[Dataset entries]

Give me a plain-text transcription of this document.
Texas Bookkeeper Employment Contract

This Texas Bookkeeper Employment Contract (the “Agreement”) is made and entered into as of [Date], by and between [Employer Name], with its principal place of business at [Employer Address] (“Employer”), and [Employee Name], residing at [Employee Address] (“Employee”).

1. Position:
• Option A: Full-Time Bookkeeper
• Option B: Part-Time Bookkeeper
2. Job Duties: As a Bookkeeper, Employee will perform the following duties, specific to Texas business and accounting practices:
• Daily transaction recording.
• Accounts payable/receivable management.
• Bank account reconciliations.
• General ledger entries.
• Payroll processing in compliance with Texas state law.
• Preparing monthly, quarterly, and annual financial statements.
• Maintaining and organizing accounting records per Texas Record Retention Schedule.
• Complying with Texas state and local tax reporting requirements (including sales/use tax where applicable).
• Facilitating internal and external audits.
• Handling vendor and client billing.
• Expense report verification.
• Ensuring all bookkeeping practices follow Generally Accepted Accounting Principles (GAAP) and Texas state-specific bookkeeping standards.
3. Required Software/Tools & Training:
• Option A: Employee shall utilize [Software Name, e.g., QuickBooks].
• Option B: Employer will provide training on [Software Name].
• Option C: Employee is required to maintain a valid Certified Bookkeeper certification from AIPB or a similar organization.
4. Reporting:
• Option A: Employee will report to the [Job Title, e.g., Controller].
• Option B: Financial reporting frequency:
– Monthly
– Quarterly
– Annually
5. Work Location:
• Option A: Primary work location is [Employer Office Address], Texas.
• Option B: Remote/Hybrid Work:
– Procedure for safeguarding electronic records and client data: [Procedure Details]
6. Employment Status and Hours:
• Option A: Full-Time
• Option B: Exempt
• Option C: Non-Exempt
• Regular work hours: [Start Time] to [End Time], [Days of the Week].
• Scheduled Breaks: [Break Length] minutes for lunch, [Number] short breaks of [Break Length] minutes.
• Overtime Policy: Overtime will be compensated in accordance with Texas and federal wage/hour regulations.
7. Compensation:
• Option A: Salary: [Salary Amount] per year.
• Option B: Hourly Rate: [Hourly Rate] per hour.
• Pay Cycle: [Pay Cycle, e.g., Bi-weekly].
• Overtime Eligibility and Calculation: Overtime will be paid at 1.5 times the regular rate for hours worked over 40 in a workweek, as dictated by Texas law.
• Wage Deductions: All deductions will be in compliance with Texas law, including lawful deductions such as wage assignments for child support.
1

Exercise instructions. Please reproduce each record precisely as written.

Problem solution.
Give me a plain-text transcription of this document.
Texas Bookkeeper Employment Contract

This Texas Bookkeeper Employment Contract (the “Agreement”) is made and entered into as of [Date], by and between [Employer Name], with its principal place of business at [Employer Address] (“Employer”), and [Employee Name], residing at [Employee Address] (“Employee”).

1. Position:
• Option A: Full-Time Bookkeeper
• Option B: Part-Time Bookkeeper
2. Job Duties: As a Bookkeeper, Employee will perform the following duties, specific to Texas business and accounting practices:
• Daily transaction recording.
• Accounts payable/receivable management.
• Bank account reconciliations.
• General ledger entries.
• Payroll processing in compliance with Texas state law.
• Preparing monthly, quarterly, and annual financial statements.
• Maintaining and organizing accounting records per Texas Record Retention Schedule.
• Complying with Texas state and local tax reporting requirements (including sales/use tax where applicable).
• Facilitating internal and external audits.
• Handling vendor and client billing.
• Expense report verification.
• Ensuring all bookkeeping practices follow Generally Accepted Accounting Principles (GAAP) and Texas state-specific bookkeeping standards.
3. Required Software/Tools & Training:
• Option A: Employee shall utilize [Software Name, e.g., QuickBooks].
• Option B: Employer will provide training on [Software Name].
• Option C: Employee is required to maintain a valid Certified Bookkeeper certification from AIPB or a similar organization.
4. Reporting:
• Option A: Employee will report to the [Job Title, e.g., Controller].
• Option B: Financial reporting frequency:
– Monthly
– Quarterly
– Annually
5. Work Location:
• Option A: Primary work location is [Employer Office Address], Texas.
• Option B: Remote/Hybrid Work:
– Procedure for safeguarding electronic records and client data: [Procedure Details]
6. Employment Status and Hours:
• Option A: Full-Time
• Option B: Exempt
• Option C: Non-Exempt
• Regular work hours: [Start Time] to [End Time], [Days of the Week].
• Scheduled Breaks: [Break Length] minutes for lunch, [Number] short breaks of [Break Length] minutes.
• Overtime Policy: Overtime will be compensated in accordance with Texas and federal wage/hour regulations.
7. Compensation:
• Option A: Salary: [Salary Amount] per year.
• Option B: Hourly Rate: [Hourly Rate] per hour.
• Pay Cycle: [Pay Cycle, e.g., Bi-weekly].
• Overtime Eligibility and Calculation: Overtime will be paid at 1.5 times the regular rate for hours worked over 40 in a workweek, as dictated by Texas law.
• Wage Deductions: All deductions will be in compliance with Texas law, including lawful deductions such as wage assignments for child support.
1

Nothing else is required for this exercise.